→ What this task involves
Below are records; state how many of their lines hold the word "ORGANIZATIVA", and give only the figure.

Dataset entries
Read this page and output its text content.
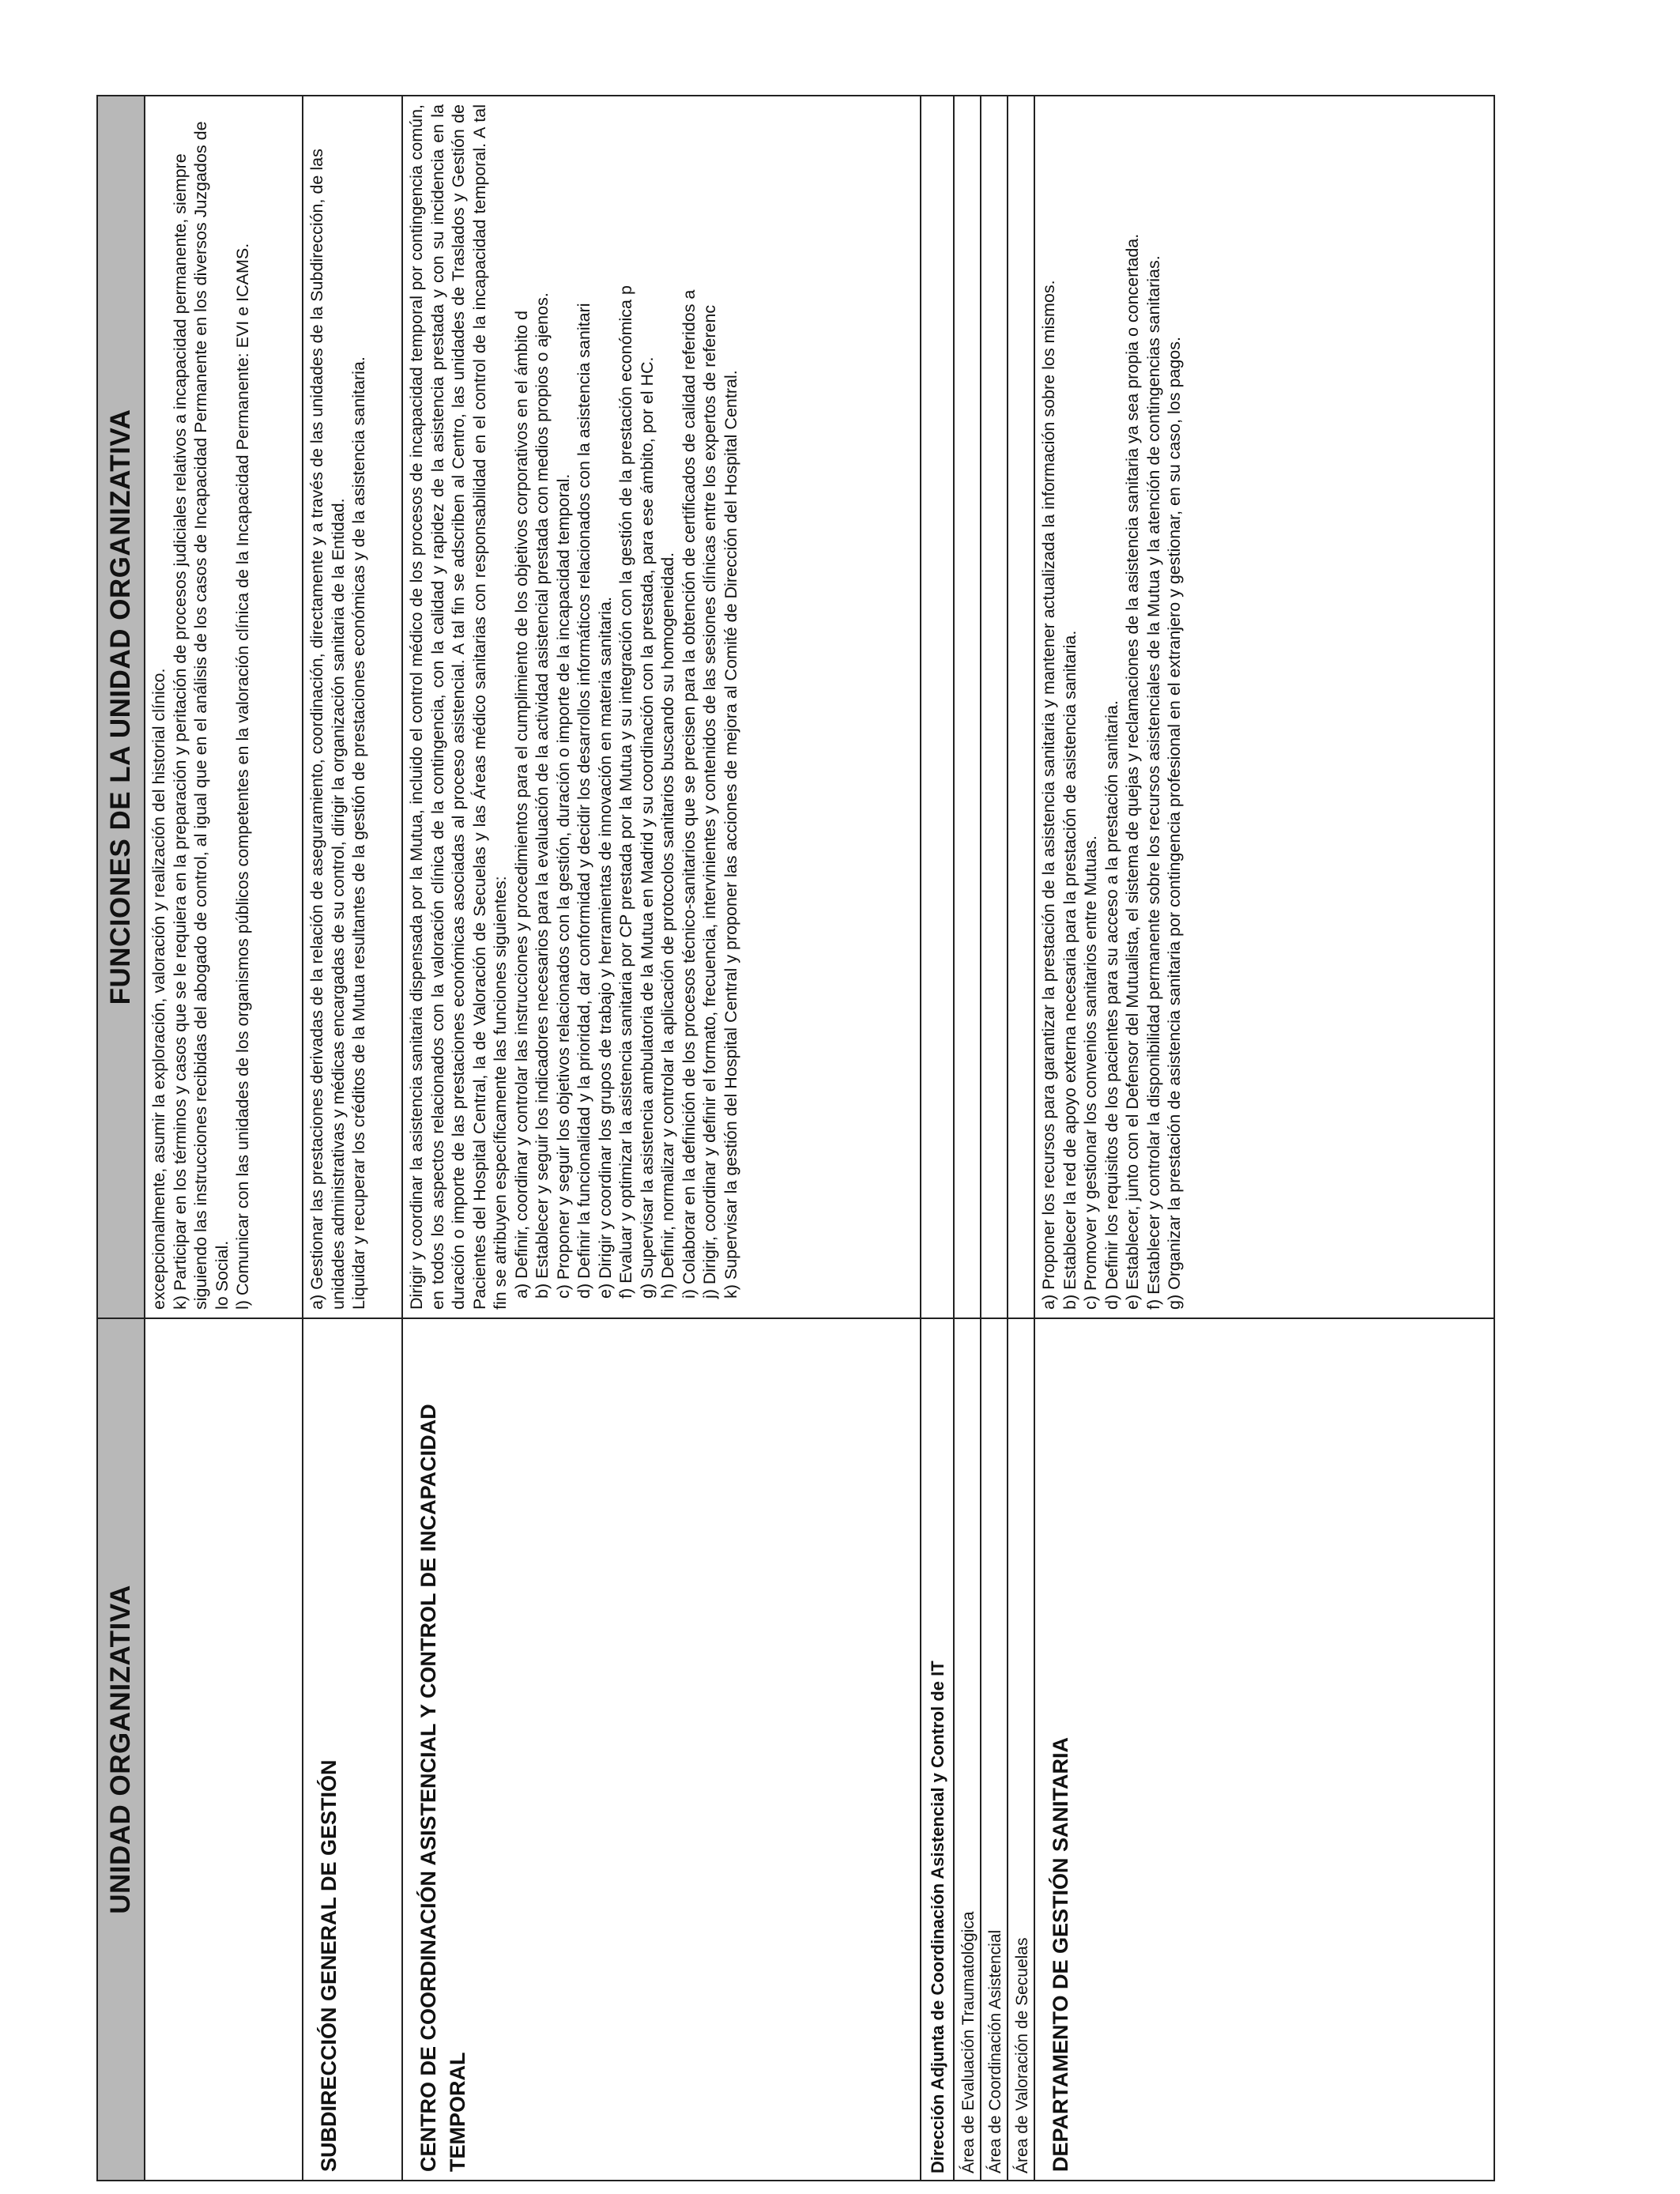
UNIDAD ORGANIZATIVA
FUNCIONES DE LA UNIDAD ORGANIZATIVA excepcionalmente, asumir la exploración, valoración y realización del historial clínico. k) Participar en los términos y casos que se le requiera en la preparación y peritación de procesos judiciales relativos a incapacidad permanente, siempre siguiendo las instrucciones recibidas del abogado de control, al igual que en el análisis de los casos de Incapacidad Permanente en los diversos Juzgados de lo Social. l) Comunicar con las unidades de los organismos públicos competentes en la valoración clínica de la Incapacidad Permanente: EVI e ICAMS.

SUBDIRECCIÓN GENERAL DE GESTIÓN

a) Gestionar las prestaciones derivadas de la relación de aseguramiento, coordinación, directamente y a través de las unidades de la Subdirección, de las unidades administrativas y médicas encargadas de su control, dirigir la organización sanitaria de la Entidad. Liquidar y recuperar los créditos de la Mutua resultantes de la gestión de prestaciones económicas y de la asistencia sanitaria.

CENTRO DE COORDINACIÓN ASISTENCIAL Y CONTROL DE INCAPACIDAD TEMPORAL

Dirigir y coordinar la asistencia sanitaria dispensada por la Mutua, incluido el control médico de los procesos de incapacidad temporal por contingencia común, en todos los aspectos relacionados con la valoración clínica de la contingencia, con la calidad y rapidez de la asistencia prestada y con su incidencia en la duración o importe de las prestaciones económicas asociadas al proceso asistencial. A tal fin se adscriben al Centro, las unidades de Traslados y Gestión de Pacientes del Hospital Central, la de Valoración de Secuelas y las Áreas médico sanitarias con responsabilidad en el control de la incapacidad temporal. A tal fin se atribuyen específicamente las funciones siguientes: a) Definir, coordinar y controlar las instrucciones y procedimientos para el cumplimiento de los objetivos corporativos en el ámbito d b) Establecer y seguir los indicadores necesarios para la evaluación de la actividad asistencial prestada con medios propios o ajenos. c) Proponer y seguir los objetivos relacionados con la gestión, duración o importe de la incapacidad temporal. d) Definir la funcionalidad y la prioridad, dar conformidad y decidir los desarrollos informáticos relacionados con la asistencia sanitari e) Dirigir y coordinar los grupos de trabajo y herramientas de innovación en materia sanitaria. f) Evaluar y optimizar la asistencia sanitaria por CP prestada por la Mutua y su integración con la gestión de la prestación económica p g) Supervisar la asistencia ambulatoria de la Mutua en Madrid y su coordinación con la prestada, para ese ámbito, por el HC. h) Definir, normalizar y controlar la aplicación de protocolos sanitarios buscando su homogeneidad. i) Colaborar en la definición de los procesos técnico-sanitarios que se precisen para la obtención de certificados de calidad referidos a j) Dirigir, coordinar y definir el formato, frecuencia, intervinientes y contenidos de las sesiones clínicas entre los expertos de referenc k) Supervisar la gestión del Hospital Central y proponer las acciones de mejora al Comité de Dirección del Hospital Central.

Dirección Adjunta de Coordinación Asistencial y Control de IT Área de Evaluación Traumatológica Área de Coordinación Asistencial Área de Valoración de Secuelas DEPARTAMENTO DE GESTIÓN SANITARIA

a) Proponer los recursos para garantizar la prestación de la asistencia sanitaria y mantener actualizada la información sobre los mismos. b) Establecer la red de apoyo externa necesaria para la prestación de asistencia sanitaria. c) Promover y gestionar los convenios sanitarios entre Mutuas. d) Definir los requisitos de los pacientes para su acceso a la prestación sanitaria. e) Establecer, junto con el Defensor del Mutualista, el sistema de quejas y reclamaciones de la asistencia sanitaria ya sea propia o concertada. f) Establecer y controlar la disponibilidad permanente sobre los recursos asistenciales de la Mutua y la atención de contingencias sanitarias. g) Organizar la prestación de asistencia sanitaria por contingencia profesional en el extranjero y gestionar, en su caso, los pagos.
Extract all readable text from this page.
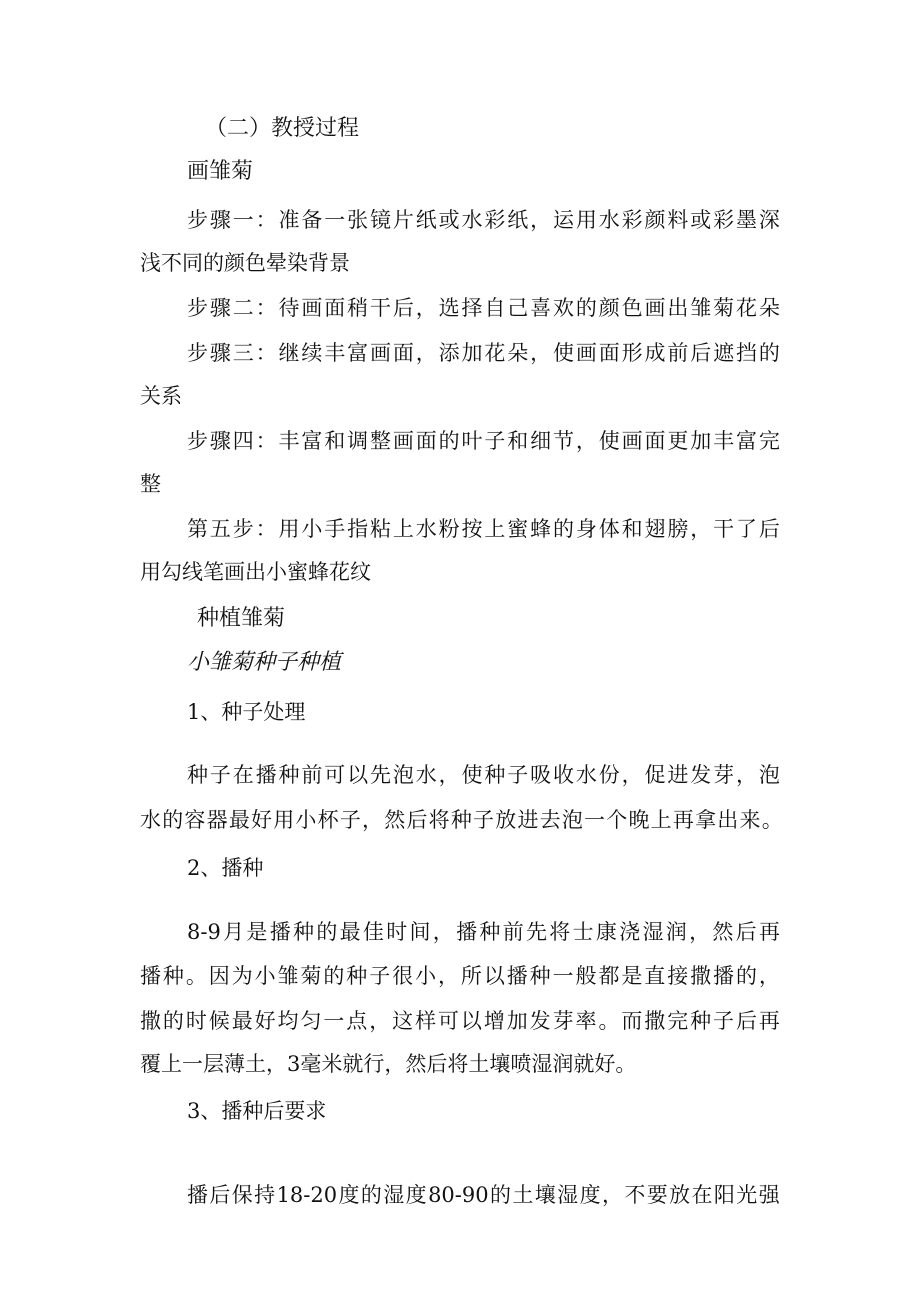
（二）教授过程
画雏菊
步 骤 一 ： 准 备 一 张 镜 片 纸 或 水 彩 纸 ， 运 用 水 彩 颜 料 或 彩 墨 深
浅不同的颜色晕染背景
步 骤 二 ： 待 画 面 稍 干 后 ， 选 择 自 己 喜 欢 的 颜 色 画 出 雏 菊 花 朵
步 骤 三 ： 继 续 丰 富 画 面 ， 添 加 花 朵 ， 使 画 面 形 成 前 后 遮 挡 的
关系
步 骤 四 ： 丰 富 和 调 整 画 面 的 叶 子 和 细 节 ， 使 画 面 更 加 丰 富 完
整
第 五 步 ： 用 小 手 指 粘 上 水 粉 按 上 蜜 蜂 的 身 体 和 翅 膀 ， 干 了 后
用勾线笔画出小蜜蜂花纹
种植雏菊
小雏菊种子种植
1、种子处理
种 子 在 播 种 前 可 以 先 泡 水 ， 使 种 子 吸 收 水 份 ， 促 进 发 芽 ， 泡
水 的 容 器 最 好 用 小 杯 子 ， 然 后 将 种 子 放 进 去 泡 一 个 晚 上 再 拿 出 来 。
2、播种
8-9 月 是 播 种 的 最 佳 时 间 ， 播 种 前 先 将 士 康 浇 湿 润 ， 然 后 再
播 种 。 因 为 小 雏 菊 的 种 子 很 小 ， 所 以 播 种 一 般 都 是 直 接 撒 播 的 ，
撒 的 时 候 最 好 均 匀 一 点 ， 这 样 可 以 增 加 发 芽 率 。 而 撒 完 种 子 后 再
覆上一层薄土，3毫米就行，然后将土壤喷湿润就好。
3、播种后要求
播 后 保 持 18-20 度 的 湿 度 80-90 的 土 壤 湿 度 ， 不 要 放 在 阳 光 强
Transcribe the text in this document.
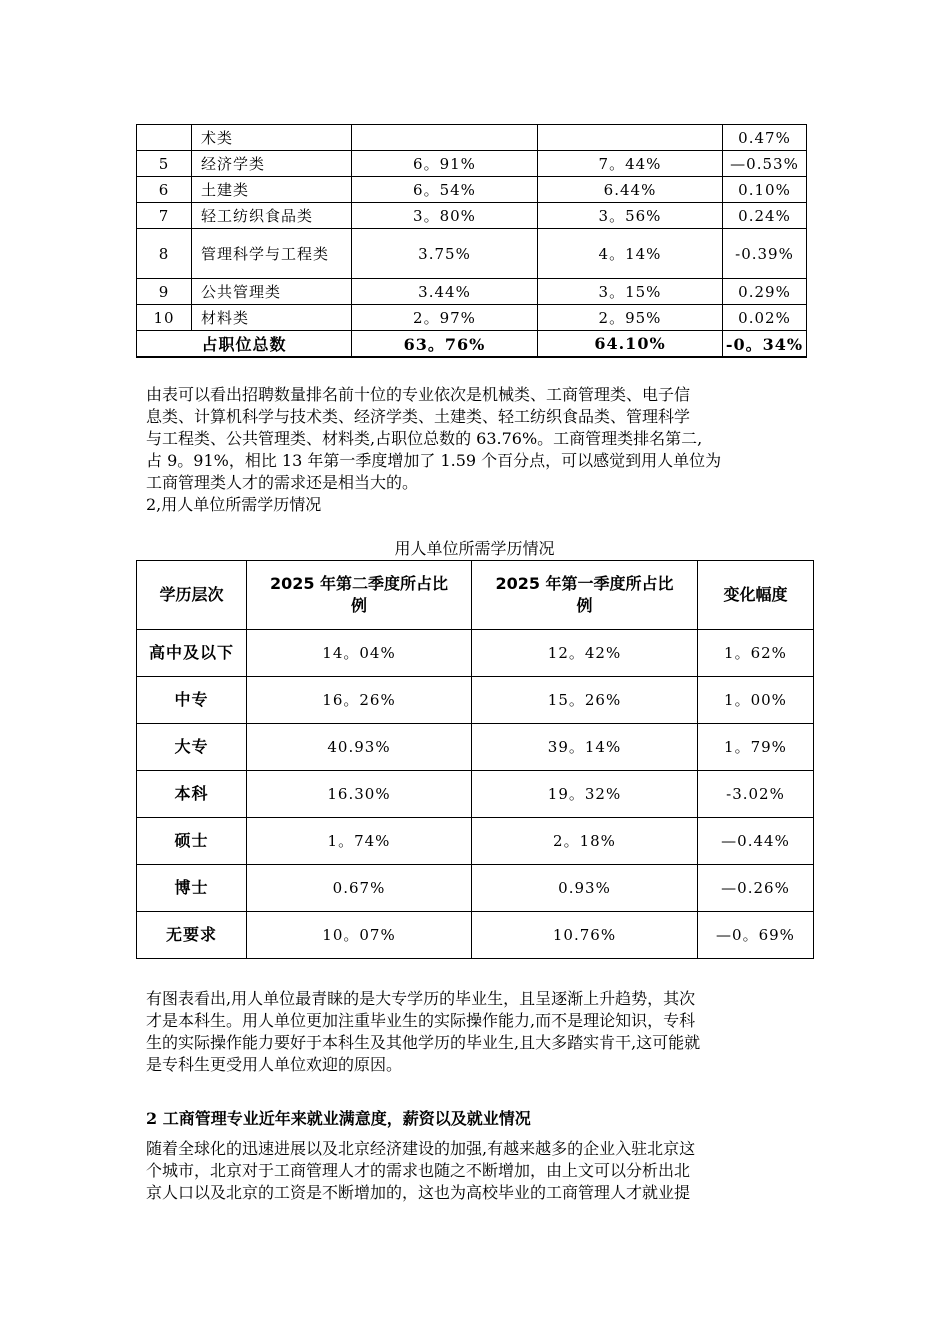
	术类			0.47%
5	经济学类	6。91%	7。44%	—0.53%
6	土建类	6。54%	6.44%	0.10%
7	轻工纺织食品类	3。80%	3。56%	0.24%
8	管理科学与工程类	3.75%	4。14%	-0.39%
9	公共管理类	3.44%	3。15%	0.29%
10	材料类	2。97%	2。95%	0.02%
占职位总数		63。76%	64.10%	-0。34%
由表可以看出招聘数量排名前十位的专业依次是机械类、工商管理类、电子信
息类、计算机科学与技术类、经济学类、土建类、轻工纺织食品类、管理科学
与工程类、公共管理类、材料类,占职位总数的 63.76%。工商管理类排名第二,
占 9。91%，相比 13 年第一季度增加了 1.59 个百分点，可以感觉到用人单位为
工商管理类人才的需求还是相当大的。
2,用人单位所需学历情况
用人单位所需学历情况
学历层次	2025 年第二季度所占比例	2025 年第一季度所占比例	变化幅度
高中及以下	14。04%	12。42%	1。62%
中专	16。26%	15。26%	1。00%
大专	40.93%	39。14%	1。79%
本科	16.30%	19。32%	-3.02%
硕士	1。74%	2。18%	—0.44%
博士	0.67%	0.93%	—0.26%
无要求	10。07%	10.76%	—0。69%
有图表看出,用人单位最青睐的是大专学历的毕业生，且呈逐渐上升趋势，其次
才是本科生。用人单位更加注重毕业生的实际操作能力,而不是理论知识，专科
生的实际操作能力要好于本科生及其他学历的毕业生,且大多踏实肯干,这可能就
是专科生更受用人单位欢迎的原因。
2 工商管理专业近年来就业满意度，薪资以及就业情况
随着全球化的迅速进展以及北京经济建设的加强,有越来越多的企业入驻北京这
个城市，北京对于工商管理人才的需求也随之不断增加，由上文可以分析出北
京人口以及北京的工资是不断增加的，这也为高校毕业的工商管理人才就业提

→ The reply
2